## TEXTO DE PARTIDA
***

Pues bien, en un segundo plano, esta vez en uno histórico, encontramos que la Gran Depresión y la Segunda Guerra terminaron por cimentar este vacuo entusiasmo por la res publica, en desmedro de la res privata. El colapso financiero del veintinueve dio pie a que la izquierda internacional interpretara caprichosamente los hechos, y culpara de esto a las ‘fallas del mercado’ que (continúan asegurando) son inherentes al sistema de producción capitalista. En sus prédicas del evangelio socialista esto sigue siendo un dogma de fe; de nada sirve y poco les importa que Mr. Bernanke, actual presidente de la Reserva Federal, y un gran estudioso del tema, haya afirmado que fue, precisamente, la Reserva Federal, ese gran monopolio estatal del dinero, la causante de esa crisis económica de alcance mundial (Bernanke Sees Lesson in the Depression, Bloomberg, 17/agosto/2007). Por último, si la Gran Depresión permitió culpar al capitalismo de tal fracaso, la Segunda Guerra llevó a la creencia que un gobierno central fuerte, avasallador (desde la perspectiva de los vencedores), es eficiente y coadyuva al logro de grandes metas nacionales (por cierto, de poco sirve que esta lógica no se pueda extender a los perdedores).
Sobre estas bases espurias, entonces, se ha construido el moderno Estado de Bienestar (Welfare State), el cual, como nos muestra los Estados Unidos, es cada vez más voraz. Desde su independencia, en 1776, hasta 1929, el gasto de los tres niveles del gobierno (federal, estatal y local) no superaba el 12% del PBI; los gobiernos estatales y locales representaban las dos terceras partes de ese gasto. Hoy, el gasto público sobrepasa el 30% del PBI, y el gasto federal se lleva las dos terceras partes del total. Una similar tendencia, y mucho más marcada, se observa en los países europeos donde ese promedio supera el 40%. En Francia y Suecia, por cierto, va más allá del 50% (y eso explica por qué en estos países, en los últimos años, más del 70% de la creación del empleo se ha dado en el sector público).

***

## INSTRUCCIONES
1) Reescribe el fragmento del texto sobre el crecimiento del Estado que empieza con "Sobre estas bases" y termina con "el sector público).", cambiando "Estado de Bienestar" por "Estado benefactor".
2) Prolonga el texto sobre el crecimiento del Estado a partir de su última oración.

***

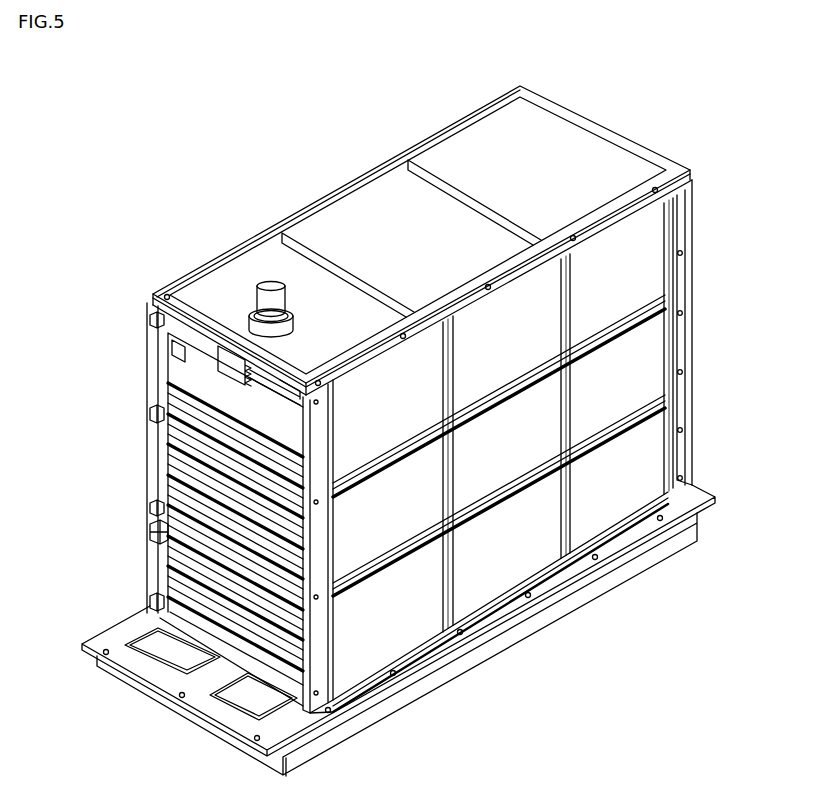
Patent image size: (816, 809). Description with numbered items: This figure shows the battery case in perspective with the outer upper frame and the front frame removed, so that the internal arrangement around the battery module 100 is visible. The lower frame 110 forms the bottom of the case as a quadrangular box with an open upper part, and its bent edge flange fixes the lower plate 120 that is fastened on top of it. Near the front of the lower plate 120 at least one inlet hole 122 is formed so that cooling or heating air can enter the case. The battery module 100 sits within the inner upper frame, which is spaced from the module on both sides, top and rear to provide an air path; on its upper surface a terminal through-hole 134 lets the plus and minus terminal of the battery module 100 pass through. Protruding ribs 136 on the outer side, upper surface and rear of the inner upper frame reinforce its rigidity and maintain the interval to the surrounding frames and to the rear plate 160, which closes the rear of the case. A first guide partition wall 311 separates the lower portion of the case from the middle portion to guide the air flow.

The battery module 100 is at (200, 416).
The lower frame 110 is at (503, 640).
The lower plate 120 is at (247, 731).
The inlet hole 122 is at (253, 699).
The terminal through-hole 134 is at (268, 284).
The rib 136 is at (493, 507).
The rear plate 160 is at (692, 350).
The first guide partition wall 311 is at (152, 530).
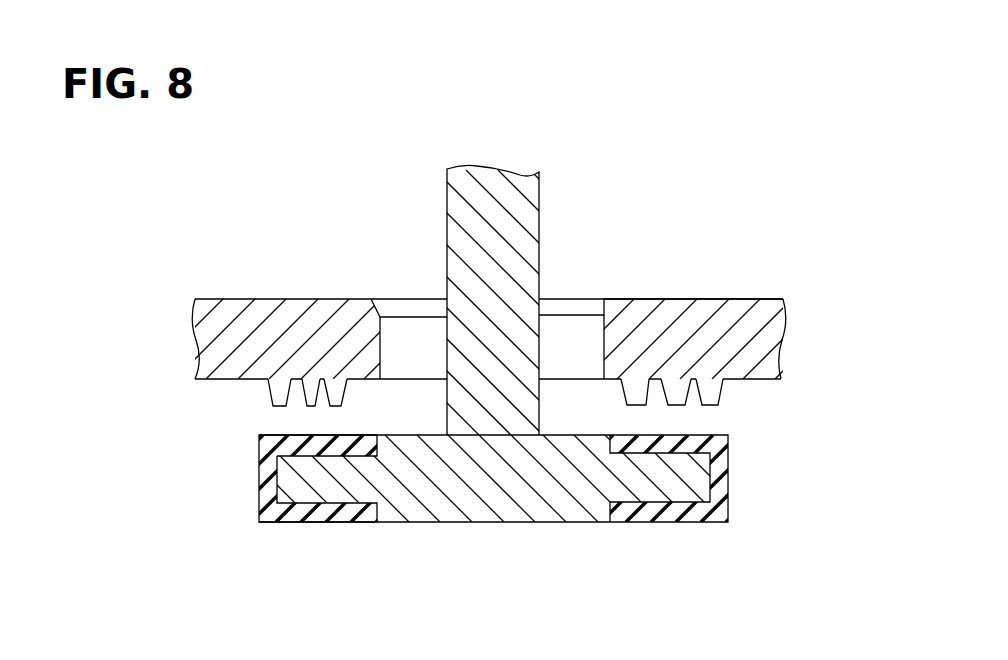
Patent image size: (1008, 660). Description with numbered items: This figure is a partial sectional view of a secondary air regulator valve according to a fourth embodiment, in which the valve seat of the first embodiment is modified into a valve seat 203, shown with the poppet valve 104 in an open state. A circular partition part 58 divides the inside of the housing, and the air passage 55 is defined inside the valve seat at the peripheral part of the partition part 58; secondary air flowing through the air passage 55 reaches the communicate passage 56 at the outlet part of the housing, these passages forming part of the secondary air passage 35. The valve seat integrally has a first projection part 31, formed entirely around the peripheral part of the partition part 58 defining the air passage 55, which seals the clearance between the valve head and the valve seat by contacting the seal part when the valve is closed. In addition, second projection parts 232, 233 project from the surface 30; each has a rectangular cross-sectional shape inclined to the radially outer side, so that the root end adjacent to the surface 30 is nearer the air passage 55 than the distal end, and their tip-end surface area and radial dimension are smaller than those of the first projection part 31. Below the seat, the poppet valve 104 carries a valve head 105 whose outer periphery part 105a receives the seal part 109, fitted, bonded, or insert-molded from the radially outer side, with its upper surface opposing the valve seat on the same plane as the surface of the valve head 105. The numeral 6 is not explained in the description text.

The shaft 6 is at (460, 215).
The secondary air passage 35 is at (565, 220).
The air passage 55 is at (572, 325).
The partition part 58 is at (748, 320).
The surface 30 is at (778, 393).
The valve seat 203 is at (755, 397).
The second projection part 233 is at (271, 400).
The second projection part 232 is at (308, 405).
The first projection part 31 is at (353, 398).
The poppet valve 104 is at (692, 537).
The valve head 105 is at (488, 490).
The outer periphery part 105a is at (290, 480).
The seal part 109 is at (316, 513).
The communicate passage 56 is at (767, 495).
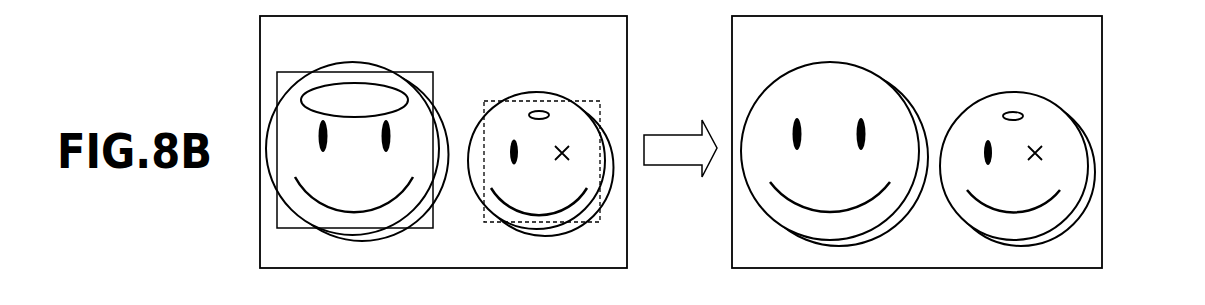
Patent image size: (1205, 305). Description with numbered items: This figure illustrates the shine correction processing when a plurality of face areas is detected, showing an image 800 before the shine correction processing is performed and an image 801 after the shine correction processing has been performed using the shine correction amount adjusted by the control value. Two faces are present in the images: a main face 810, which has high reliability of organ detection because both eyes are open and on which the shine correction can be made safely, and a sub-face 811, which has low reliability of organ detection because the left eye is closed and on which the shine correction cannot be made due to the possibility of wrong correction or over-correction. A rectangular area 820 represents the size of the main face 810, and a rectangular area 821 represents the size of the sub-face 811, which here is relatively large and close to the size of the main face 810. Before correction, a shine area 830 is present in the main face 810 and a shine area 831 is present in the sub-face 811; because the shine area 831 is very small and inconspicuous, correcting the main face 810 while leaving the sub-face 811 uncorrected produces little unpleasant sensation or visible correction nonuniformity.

The image 800 is at (627, 52).
The image 801 is at (1102, 52).
The main face 810 is at (268, 204).
The sub-face 811 is at (565, 86).
The rectangular area 820 is at (422, 72).
The rectangular area 821 is at (485, 222).
The shine area 830 is at (356, 88).
The shine area 831 is at (538, 111).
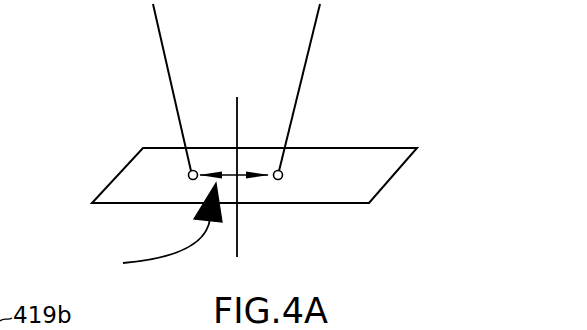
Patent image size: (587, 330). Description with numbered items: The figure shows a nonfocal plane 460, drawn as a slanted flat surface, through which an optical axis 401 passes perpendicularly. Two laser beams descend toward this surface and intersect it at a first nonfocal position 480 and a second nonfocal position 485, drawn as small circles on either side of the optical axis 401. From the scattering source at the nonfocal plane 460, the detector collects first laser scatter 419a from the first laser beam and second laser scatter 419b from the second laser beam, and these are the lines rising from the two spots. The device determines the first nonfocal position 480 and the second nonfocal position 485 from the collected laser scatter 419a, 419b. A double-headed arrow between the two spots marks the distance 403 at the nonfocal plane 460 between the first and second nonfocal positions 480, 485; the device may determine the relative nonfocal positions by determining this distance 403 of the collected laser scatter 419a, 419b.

The first laser scatter 419a is at (154, 20).
The second laser scatter 419b is at (317, 22).
The first nonfocal position 480 is at (189, 169).
The second nonfocal position 485 is at (283, 174).
The nonfocal plane 460 is at (409, 157).
The optical axis 401 is at (238, 229).
The distance 403 is at (140, 232).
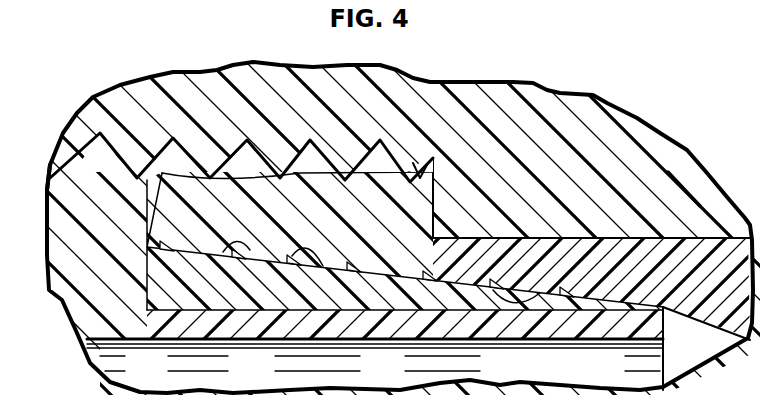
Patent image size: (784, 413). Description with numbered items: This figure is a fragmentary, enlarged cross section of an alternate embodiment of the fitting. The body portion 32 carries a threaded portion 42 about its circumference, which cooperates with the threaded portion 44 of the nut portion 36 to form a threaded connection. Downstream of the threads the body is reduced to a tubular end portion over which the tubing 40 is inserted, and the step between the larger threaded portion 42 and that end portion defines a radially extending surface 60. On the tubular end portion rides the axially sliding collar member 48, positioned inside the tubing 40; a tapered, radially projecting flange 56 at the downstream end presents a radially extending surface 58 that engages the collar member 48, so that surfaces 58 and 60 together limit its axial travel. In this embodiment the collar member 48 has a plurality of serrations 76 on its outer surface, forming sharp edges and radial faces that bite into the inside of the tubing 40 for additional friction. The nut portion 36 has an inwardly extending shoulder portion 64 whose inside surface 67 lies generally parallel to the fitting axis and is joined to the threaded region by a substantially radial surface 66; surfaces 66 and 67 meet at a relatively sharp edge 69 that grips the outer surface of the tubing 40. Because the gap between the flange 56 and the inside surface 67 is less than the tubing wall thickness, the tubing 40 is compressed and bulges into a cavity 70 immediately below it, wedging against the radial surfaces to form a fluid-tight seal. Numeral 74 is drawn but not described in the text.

The body portion 32 is at (60, 305).
The nut portion 36 is at (641, 114).
The tubing 40 is at (735, 346).
The threaded portion 42 is at (72, 140).
The threaded portion 44 is at (243, 143).
The collar member 48 is at (258, 296).
The flange 56 is at (590, 300).
The radially extending surface 58 is at (532, 300).
The radially extending surface 60 is at (153, 308).
The shoulder portion 64 is at (668, 172).
The radially extending surface 66 is at (421, 163).
The inside surface 67 is at (680, 243).
The sharp edge 69 is at (417, 262).
The cavity 70 is at (513, 307).
The film 74 is at (177, 372).
The serrations 76 is at (278, 250).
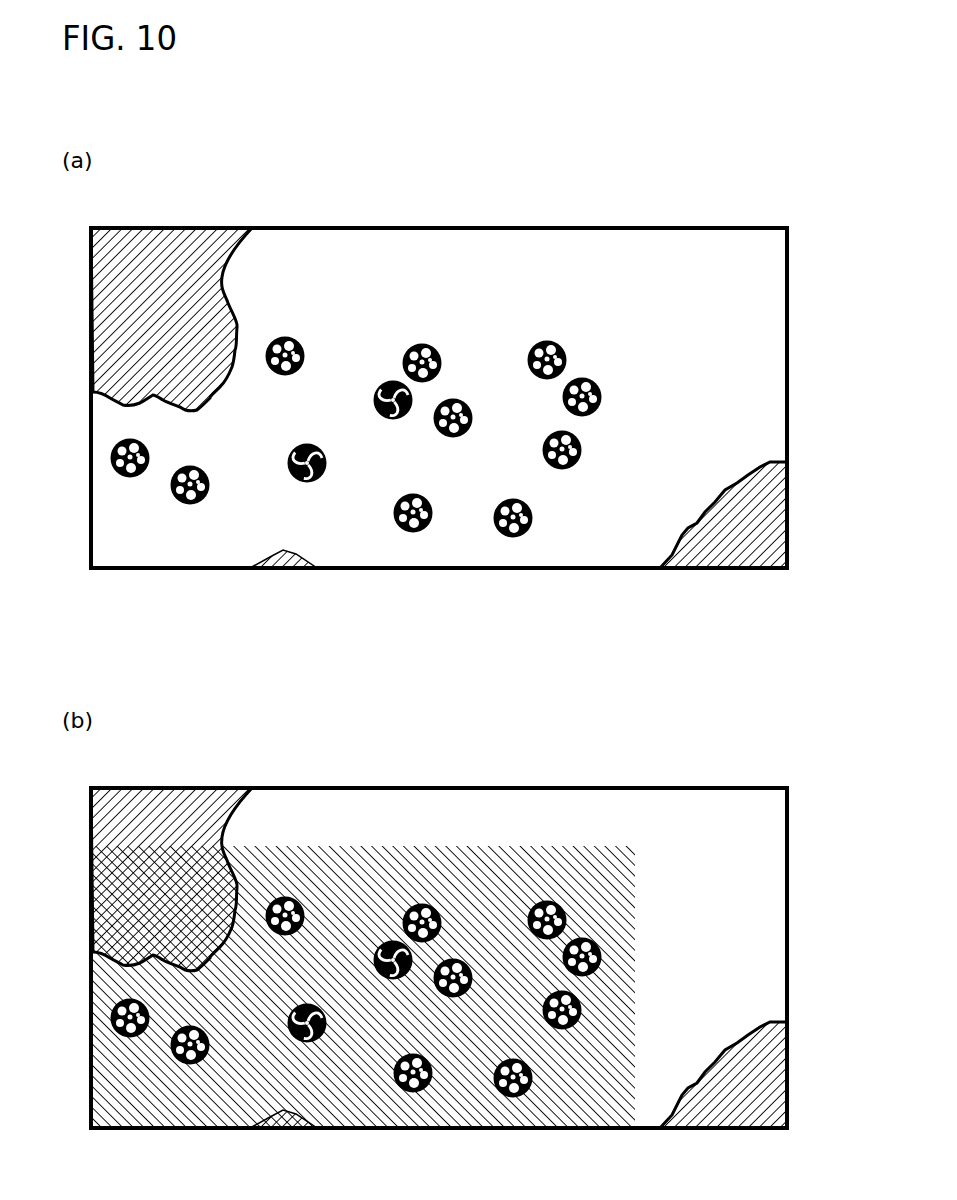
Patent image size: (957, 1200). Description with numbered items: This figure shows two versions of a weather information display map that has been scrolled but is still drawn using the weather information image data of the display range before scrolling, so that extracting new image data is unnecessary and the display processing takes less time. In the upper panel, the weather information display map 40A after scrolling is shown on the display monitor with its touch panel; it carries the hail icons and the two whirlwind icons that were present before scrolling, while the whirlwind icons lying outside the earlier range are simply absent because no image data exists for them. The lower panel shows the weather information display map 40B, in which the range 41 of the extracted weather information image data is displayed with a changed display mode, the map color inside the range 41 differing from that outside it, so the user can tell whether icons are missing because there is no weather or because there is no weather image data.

The weather information display map after scrolling 40A is at (765, 266).
The weather information display map 40B is at (483, 958).
The range of the extracted weather information image data 41 is at (400, 987).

***

## RESPUESTAS POR CONSIGNA
1)
Sobre estas bases espurias, entonces, se ha construido el moderno Estado benefactor (Welfare State), el cual, como nos muestra los Estados Unidos, es cada vez más voraz. Desde su independencia, en 1776, hasta 1929, el gasto de los tres niveles del gobierno (federal, estatal y local) no superaba el 12% del PBI; los gobiernos estatales y locales representaban las dos terceras partes de ese gasto. Hoy, el gasto público sobrepasa el 30% del PBI, y el gasto federal se lleva las dos terceras partes del total. Una similar tendencia, y mucho más marcada, se observa en los países europeos donde ese promedio supera el 40%. En Francia y Suecia, por cierto, va más allá del 50% (y eso explica por qué en estos países, en los últimos años, más del 70% de la creación del empleo se ha dado en el sector público).

2)
¿Puede llegar a ser eficiente un Estado que interviene cada vez más en la economía? ¿Una mayor intervención destruye la actividad económica? No y sí, sería la respuesta a una y otra pregunta, y esto lo vemos en el campo monetario. Por ejemplo, la Reserva Federal, que se crea en 1913, tiene dos obligaciones estatutarias: por un lado, mantener la estabilidad de precios y, por el otro, contribuir al crecimiento económico. Sin embargo, en uno y otro caso lejos de ayudar ha perjudicado al país, y esto es algo que la mayoría de economistas se resiste a creer. Pero si dividimos el tiempo en partes iguales, es decir, en un antes de y en un después de la Reserva Federal, encontramos lo siguiente: La inflación acumulada de 1823 a 1913 fue de 40% y la de 1913 a 2003, de 1.300% (ambos períodos de 90 años). En cuanto al crecimiento del PBI real de 1823 a 1913 fue de 3.500%, y de 1913 al presente en algo más de 1.800%. ¡Y tengan en cuenta que la Reserva Federal es uno de los bancos centrales más prestigiosos del planeta! (The Annual Real and Nominal GDP for the U.S., 1790-present, Economic History Services, 2006).
Las grandes reformas económicas siempre se han hecho y se siguen haciendo hacia la derecha, y no hacia la izquierda siguiendo el camino de Dante al descender en el Infierno. Acabada la Segunda Guerra, con Alemania destruida y en bancarrota, los Aliados impusieron una serie de controles de precios y de salarios con el ánimo de llevar ‘orden’ a la economía alemana de posguerra. Durante tres años sólo hubo escasez de bienes en los mercados y la actividad económica era de subsistencia. Ludwig Erhard, en aquel tiempo ministro de Economía, entendía bien las reformas que había por hacer. Y como sabía que los Aliados no las iban a permitir, las introdujo un domingo, un día en el cual éstos descansaban y no podían oponerse. El 20 de junio de 1948, la historia de Alemania cambiaba…para bien: Se eliminó todo control sobre los precios y salarios, se desreguló la economía y se reemplazó al Reichsmark por el Deutsche Mark. El resto, como dicen, es historia.
Queda, pues, flotando en el ambiente la siguiente observación: si se
parte del supuesto que una mayor intervención en la economía,
más allá de lo fundamental (por definir), tiene efectos negativos,
¿a qué se debe? Y una vez establecido esto, ¿cuáles
deberían ser los límites naturales del Estado?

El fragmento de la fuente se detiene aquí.